§ **Text extract**
98 Nev. 331 647 P.2d 374

JAMES LEE CARTER, Appellant, v. THE STATE OF NEVADA, Respondent.

No. 12702

June 29, 1982

647 P.2d 374

William N. Dunseath, Public Defender, Michael B. McDonald, and N. Patrick Flanagan, Deputy Public- Defenders, Washoe County, for Appellant.

Richard H. Bryan, Attorney General, Carson City; Calvin R. X. Dunlap, District Attorney, Richard F. Cornell and Edward B. Horn, Deputy District Attorneys, Washoe County, for Respondent.

*332OPINION

Per Curiam:

Appellant pleaded guilty to the sexual assault and robbery of a seventy-three-year-old woman with the use of a knife. The district court judge sentenced appellant pursuant to NRS 193.165 and NRS 193.167. Appellant received twenty years for the sexual assault, plus an enhancement of twenty years for use of a deadly weapon, and an additional twenty years because his victim was over sixty-five years. The district court ordered the three twenty-year terms to run consecutively. Appellant was also sentenced to fifteen years for the robbery, plus an enhancement of fifteen years for the use of a deadly weapon and an additional fifteen years because of his victim’s age. The three fifteen-year sentences were also ordered to run consecutively to each other. The forty-five-year sentence for robbery and the sixty-year sentence for sexual assault were ordered to run concurrently. The district court explicitly stated its understanding that NRS 193.165 and NRS 193.167 required that the enhancement penalty for use of a deadly weapon and the enhancement penalty for the age of the victim run consecutively to each other.

On appeal the main issue raised by appellant is whether consecutive sentences for multiple enhancements are mandated by NRS 193.165 and NRS 193.167. We hold that they are not.

NRS 193.1651 has been the law in Nevada since 1973. In *333April of 1979 the legislature amended NRS 193.165 to preclude the possibility of probation or a suspended sentence for anyone convicted of the use of a deadly weapon in the commission of the specified crimes of murder, kidnaping in the first degree, sexual assault or robbery. At the same time that the legislature considered and strengthened the deterrent effect of NRS 193.165 by precluding probation or a suspended sentence in the above instances, the legislature enacted NRS 193.167.2 The latter statute provides for an additional penalty for the commission of certain specified crimes against persons sixty-five years of age or older.

NRS 193.167(1)(f) provides that the defendant who commits the specified crime against a person sixty-five or over shall be imprisoned “for a term equal to and in addition to the term of imprisonment prescribed by statute for the crime. The sentence prescribed by [NRS 193.167] must run consecutively with the sentence prescribed by statute for the crime.” (Emphasis added.) It is clear that the statute requires the enhancement penalty to run consecutively to the penalty for the primary offense. Whether the legislature intended to require that the enhancement penalties of NRS 193.165 and NRS 193.167 run consecutively to each other is unclear. Indeed, it is unclear whether our legislature intended a single substantive offense to be subject to more than one consecutive enhancement penalty, even as a matter of judicial discretion.

§ **Collected material**
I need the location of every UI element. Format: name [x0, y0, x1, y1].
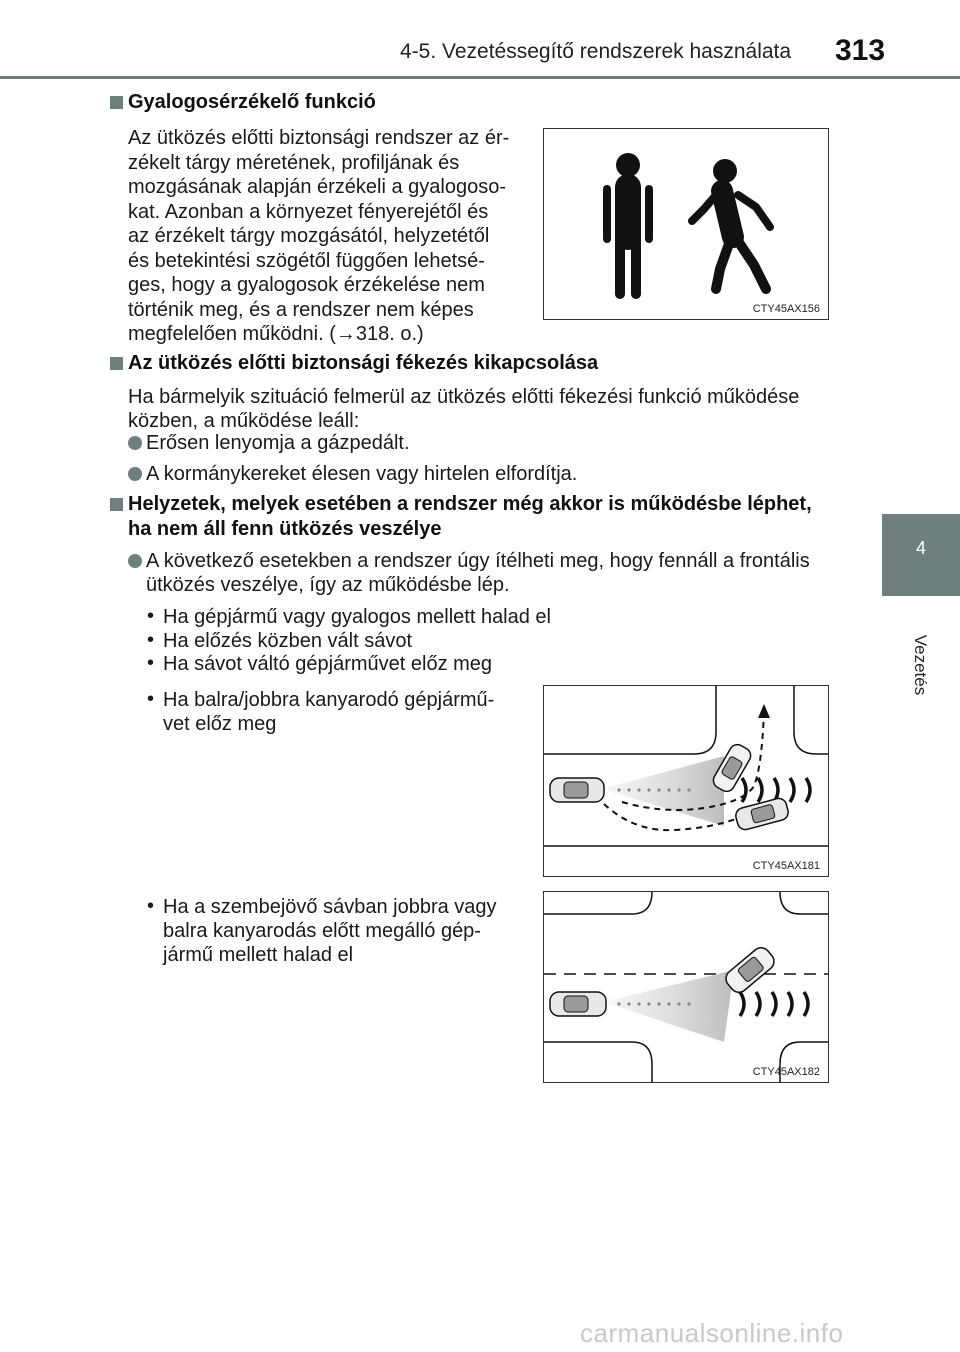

§ **What the task asks**
From the court opinion on sentence enhancements, extract the passage that runs from "98 Nev. 331" up to and including "County, for Appellant.".

§ **Result of this task**
98 Nev. 331 647 P.2d 374

JAMES LEE CARTER, Appellant, v. THE STATE OF NEVADA, Respondent.

No. 12702

June 29, 1982

647 P.2d 374

William N. Dunseath, Public Defender, Michael B. McDonald, and N. Patrick Flanagan, Deputy Public- Defenders, Washoe County, for Appellant.